Collection entries:
=======
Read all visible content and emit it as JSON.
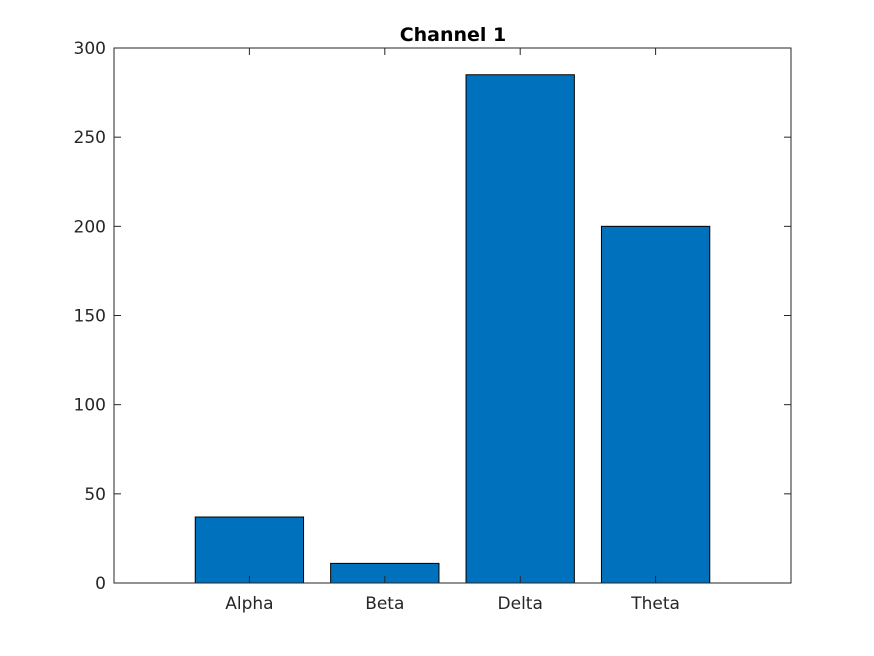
{
  "chart_data": {
    "type": "bar",
    "title": "Channel 1",
    "xlabel": "",
    "ylabel": "",
    "categories": [
      "Alpha",
      "Beta",
      "Delta",
      "Theta"
    ],
    "values": [
      37,
      11,
      285,
      200
    ],
    "ylim": [
      0,
      300
    ],
    "yticks": [
      0,
      50,
      100,
      150,
      200,
      250,
      300
    ],
    "grid": false,
    "legend": "none",
    "bar_color": "#0072BD",
    "bar_edge_color": "#000000"
  }
}
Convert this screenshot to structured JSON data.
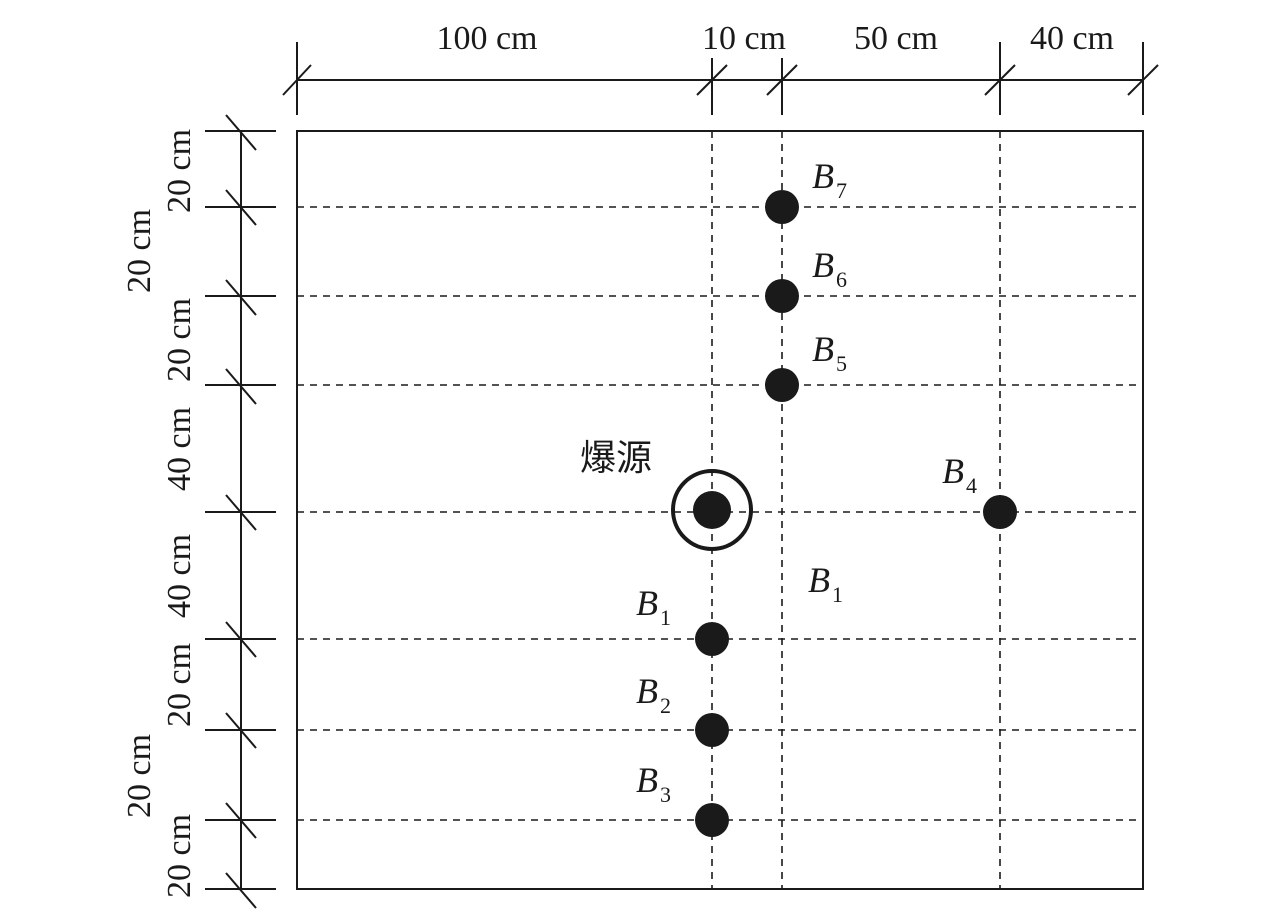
{
  "diagram": {
    "source_label": "爆源",
    "top_dimensions": [
      "100 cm",
      "10 cm",
      "50 cm",
      "40 cm"
    ],
    "left_dimensions": [
      "20 cm",
      "20 cm",
      "20 cm",
      "40 cm",
      "40 cm",
      "20 cm",
      "20 cm",
      "20 cm"
    ],
    "gauges": [
      {
        "letter": "B",
        "sub": "7"
      },
      {
        "letter": "B",
        "sub": "6"
      },
      {
        "letter": "B",
        "sub": "5"
      },
      {
        "letter": "B",
        "sub": "4"
      },
      {
        "letter": "B",
        "sub": "1"
      },
      {
        "letter": "B",
        "sub": "2"
      },
      {
        "letter": "B",
        "sub": "3"
      },
      {
        "letter": "B",
        "sub": "1"
      }
    ]
  }
}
=======
_YOUR TASK:_
Copy each line from the records above that includes the string "JSON".

_SOLVED PROBLEM:_
Read all visible content and emit it as JSON.
Convert this screenshot to structured JSON data.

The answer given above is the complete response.